§ **To do**
Lines that include the word "JSON" are the ones to copy.

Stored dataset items
+--

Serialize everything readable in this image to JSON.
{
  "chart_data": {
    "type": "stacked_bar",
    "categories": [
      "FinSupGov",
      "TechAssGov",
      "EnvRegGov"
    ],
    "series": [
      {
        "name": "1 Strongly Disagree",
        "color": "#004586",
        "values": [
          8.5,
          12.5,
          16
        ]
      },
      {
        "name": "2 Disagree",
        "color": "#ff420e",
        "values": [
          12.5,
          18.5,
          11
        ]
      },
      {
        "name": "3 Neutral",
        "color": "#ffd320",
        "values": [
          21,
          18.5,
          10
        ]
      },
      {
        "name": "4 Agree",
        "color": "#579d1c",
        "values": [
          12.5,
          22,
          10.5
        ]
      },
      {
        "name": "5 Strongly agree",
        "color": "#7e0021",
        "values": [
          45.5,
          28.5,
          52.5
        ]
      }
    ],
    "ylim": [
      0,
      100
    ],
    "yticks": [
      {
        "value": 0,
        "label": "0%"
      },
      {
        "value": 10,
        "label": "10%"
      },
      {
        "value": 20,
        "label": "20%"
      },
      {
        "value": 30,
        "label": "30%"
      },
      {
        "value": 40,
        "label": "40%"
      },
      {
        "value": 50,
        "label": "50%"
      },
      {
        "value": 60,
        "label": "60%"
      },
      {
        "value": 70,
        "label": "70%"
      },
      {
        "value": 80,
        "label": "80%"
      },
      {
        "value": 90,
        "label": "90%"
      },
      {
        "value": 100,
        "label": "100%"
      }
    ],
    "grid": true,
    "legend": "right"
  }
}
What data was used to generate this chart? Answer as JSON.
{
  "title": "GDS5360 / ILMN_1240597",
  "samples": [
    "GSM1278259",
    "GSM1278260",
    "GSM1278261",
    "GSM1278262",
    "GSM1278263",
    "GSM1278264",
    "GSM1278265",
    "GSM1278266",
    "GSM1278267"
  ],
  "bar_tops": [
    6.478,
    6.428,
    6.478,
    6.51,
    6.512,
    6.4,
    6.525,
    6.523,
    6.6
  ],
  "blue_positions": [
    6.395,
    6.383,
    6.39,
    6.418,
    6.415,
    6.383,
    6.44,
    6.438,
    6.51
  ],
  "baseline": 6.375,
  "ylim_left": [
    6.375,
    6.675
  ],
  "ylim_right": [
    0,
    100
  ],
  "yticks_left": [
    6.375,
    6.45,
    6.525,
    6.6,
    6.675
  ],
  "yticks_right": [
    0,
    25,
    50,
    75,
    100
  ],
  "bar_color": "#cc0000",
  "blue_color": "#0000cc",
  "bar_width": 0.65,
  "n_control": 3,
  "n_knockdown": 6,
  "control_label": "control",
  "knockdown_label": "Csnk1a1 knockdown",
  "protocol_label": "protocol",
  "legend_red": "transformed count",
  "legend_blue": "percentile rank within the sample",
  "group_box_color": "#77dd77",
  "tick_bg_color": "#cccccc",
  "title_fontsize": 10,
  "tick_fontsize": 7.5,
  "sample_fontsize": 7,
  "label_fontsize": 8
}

+--

§ **Task result**
Serialize everything readable in this image to JSON.
What data was used to generate this chart? Answer as JSON.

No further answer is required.